## DIRECTIONS
Check every line below for the string "JSON", and copy the lines that contain it.

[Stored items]
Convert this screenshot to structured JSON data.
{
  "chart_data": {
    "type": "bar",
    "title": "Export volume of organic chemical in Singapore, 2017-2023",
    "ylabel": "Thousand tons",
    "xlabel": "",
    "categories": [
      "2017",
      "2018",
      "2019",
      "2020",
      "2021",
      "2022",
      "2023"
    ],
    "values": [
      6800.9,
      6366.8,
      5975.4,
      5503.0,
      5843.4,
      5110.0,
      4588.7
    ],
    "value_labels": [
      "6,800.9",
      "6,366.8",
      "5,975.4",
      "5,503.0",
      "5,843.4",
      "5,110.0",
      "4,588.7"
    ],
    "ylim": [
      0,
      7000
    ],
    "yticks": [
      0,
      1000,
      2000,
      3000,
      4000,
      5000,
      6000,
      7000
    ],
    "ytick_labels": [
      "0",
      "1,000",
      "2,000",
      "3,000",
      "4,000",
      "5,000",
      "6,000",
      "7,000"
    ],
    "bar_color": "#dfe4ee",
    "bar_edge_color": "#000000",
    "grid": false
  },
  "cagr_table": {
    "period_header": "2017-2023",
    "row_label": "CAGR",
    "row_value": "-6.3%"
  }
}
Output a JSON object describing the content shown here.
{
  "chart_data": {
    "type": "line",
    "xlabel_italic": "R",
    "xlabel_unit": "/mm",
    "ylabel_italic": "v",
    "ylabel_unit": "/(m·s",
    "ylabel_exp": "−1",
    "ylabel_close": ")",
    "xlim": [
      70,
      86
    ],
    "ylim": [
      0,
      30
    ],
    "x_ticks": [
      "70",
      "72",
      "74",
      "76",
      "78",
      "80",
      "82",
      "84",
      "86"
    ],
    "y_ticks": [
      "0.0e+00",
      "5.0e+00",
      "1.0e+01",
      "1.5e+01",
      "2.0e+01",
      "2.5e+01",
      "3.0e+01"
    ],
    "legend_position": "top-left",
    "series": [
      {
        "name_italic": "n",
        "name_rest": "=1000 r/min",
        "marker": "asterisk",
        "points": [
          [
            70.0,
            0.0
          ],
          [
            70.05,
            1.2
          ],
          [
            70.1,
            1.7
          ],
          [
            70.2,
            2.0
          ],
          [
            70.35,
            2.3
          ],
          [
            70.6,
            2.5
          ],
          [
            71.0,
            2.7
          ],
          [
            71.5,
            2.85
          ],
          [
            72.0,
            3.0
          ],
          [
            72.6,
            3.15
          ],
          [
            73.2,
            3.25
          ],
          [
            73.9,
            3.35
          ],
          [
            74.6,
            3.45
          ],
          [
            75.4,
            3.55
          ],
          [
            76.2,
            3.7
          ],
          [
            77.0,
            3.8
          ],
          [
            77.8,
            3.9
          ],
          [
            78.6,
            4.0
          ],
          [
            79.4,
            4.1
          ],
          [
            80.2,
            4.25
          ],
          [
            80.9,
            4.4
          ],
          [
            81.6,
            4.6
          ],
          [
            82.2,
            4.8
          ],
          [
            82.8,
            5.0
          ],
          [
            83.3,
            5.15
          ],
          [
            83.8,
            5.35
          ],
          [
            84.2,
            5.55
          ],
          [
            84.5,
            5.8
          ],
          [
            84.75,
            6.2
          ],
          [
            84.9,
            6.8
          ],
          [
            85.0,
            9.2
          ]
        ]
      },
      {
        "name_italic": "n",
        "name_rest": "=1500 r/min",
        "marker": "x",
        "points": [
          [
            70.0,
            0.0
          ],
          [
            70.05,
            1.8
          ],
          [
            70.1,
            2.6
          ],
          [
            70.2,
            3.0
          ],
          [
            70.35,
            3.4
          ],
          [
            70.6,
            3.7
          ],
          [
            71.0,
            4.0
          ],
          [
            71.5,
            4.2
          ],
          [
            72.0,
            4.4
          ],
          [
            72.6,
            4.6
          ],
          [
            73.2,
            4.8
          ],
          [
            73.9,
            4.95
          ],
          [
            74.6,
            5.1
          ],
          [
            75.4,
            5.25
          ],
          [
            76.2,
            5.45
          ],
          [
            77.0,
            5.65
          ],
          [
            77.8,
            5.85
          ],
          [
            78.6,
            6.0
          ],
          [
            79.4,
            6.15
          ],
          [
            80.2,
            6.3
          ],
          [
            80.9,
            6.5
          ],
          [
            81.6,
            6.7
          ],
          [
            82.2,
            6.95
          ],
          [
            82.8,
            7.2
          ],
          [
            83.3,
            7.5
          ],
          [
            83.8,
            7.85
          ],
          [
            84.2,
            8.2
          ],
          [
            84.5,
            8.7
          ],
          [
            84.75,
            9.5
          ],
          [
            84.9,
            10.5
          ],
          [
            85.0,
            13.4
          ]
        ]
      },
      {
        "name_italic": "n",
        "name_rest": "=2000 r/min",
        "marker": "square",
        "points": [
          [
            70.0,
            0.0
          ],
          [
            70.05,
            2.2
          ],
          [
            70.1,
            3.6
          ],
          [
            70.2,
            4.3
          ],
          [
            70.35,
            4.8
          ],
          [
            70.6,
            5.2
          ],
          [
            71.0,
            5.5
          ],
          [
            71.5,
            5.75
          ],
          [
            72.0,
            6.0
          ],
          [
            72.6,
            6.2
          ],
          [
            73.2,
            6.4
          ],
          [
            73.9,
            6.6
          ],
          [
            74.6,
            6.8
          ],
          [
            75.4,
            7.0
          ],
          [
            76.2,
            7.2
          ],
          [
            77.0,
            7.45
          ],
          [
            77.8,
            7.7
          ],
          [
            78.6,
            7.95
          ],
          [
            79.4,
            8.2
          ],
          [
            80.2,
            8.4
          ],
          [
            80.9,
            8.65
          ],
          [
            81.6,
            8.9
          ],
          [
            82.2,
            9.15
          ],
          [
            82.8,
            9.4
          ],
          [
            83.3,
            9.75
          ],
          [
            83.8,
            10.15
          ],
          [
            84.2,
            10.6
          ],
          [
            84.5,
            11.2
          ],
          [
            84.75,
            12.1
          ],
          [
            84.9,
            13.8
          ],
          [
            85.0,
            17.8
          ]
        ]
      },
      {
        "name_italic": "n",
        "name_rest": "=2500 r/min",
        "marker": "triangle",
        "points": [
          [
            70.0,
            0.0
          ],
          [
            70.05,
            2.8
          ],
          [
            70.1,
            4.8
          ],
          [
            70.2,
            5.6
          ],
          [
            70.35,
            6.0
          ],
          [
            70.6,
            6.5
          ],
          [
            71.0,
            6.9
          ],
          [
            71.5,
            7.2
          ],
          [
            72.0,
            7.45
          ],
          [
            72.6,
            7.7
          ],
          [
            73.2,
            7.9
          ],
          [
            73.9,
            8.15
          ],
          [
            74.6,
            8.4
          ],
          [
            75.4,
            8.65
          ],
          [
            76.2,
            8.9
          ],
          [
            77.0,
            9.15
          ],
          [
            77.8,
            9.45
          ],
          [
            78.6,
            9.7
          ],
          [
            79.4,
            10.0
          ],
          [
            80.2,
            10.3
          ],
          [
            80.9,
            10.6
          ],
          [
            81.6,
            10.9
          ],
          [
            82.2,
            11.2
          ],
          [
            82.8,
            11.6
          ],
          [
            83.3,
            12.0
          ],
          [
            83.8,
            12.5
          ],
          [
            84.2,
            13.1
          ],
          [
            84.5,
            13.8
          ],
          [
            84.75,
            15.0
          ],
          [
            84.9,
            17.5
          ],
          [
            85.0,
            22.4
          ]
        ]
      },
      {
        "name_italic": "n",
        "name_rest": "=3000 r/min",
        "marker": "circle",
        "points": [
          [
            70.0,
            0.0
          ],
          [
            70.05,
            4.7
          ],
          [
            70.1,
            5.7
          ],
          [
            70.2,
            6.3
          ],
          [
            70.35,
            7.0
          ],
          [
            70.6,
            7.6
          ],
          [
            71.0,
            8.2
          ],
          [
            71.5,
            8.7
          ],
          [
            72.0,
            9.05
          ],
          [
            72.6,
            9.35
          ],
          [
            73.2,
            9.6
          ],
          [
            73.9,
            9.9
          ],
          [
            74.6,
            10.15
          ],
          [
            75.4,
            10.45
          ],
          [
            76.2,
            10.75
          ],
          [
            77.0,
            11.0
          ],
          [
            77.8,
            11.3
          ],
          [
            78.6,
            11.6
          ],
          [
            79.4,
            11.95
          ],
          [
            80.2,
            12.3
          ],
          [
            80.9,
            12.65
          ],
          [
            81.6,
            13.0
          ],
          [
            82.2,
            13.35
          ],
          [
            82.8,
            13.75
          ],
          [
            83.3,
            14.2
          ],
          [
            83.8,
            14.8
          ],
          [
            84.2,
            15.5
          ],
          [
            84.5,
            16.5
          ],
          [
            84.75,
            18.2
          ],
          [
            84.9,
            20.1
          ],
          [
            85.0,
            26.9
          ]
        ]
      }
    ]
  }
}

## WRITTEN RESPONSE
Convert this screenshot to structured JSON data.
Output a JSON object describing the content shown here.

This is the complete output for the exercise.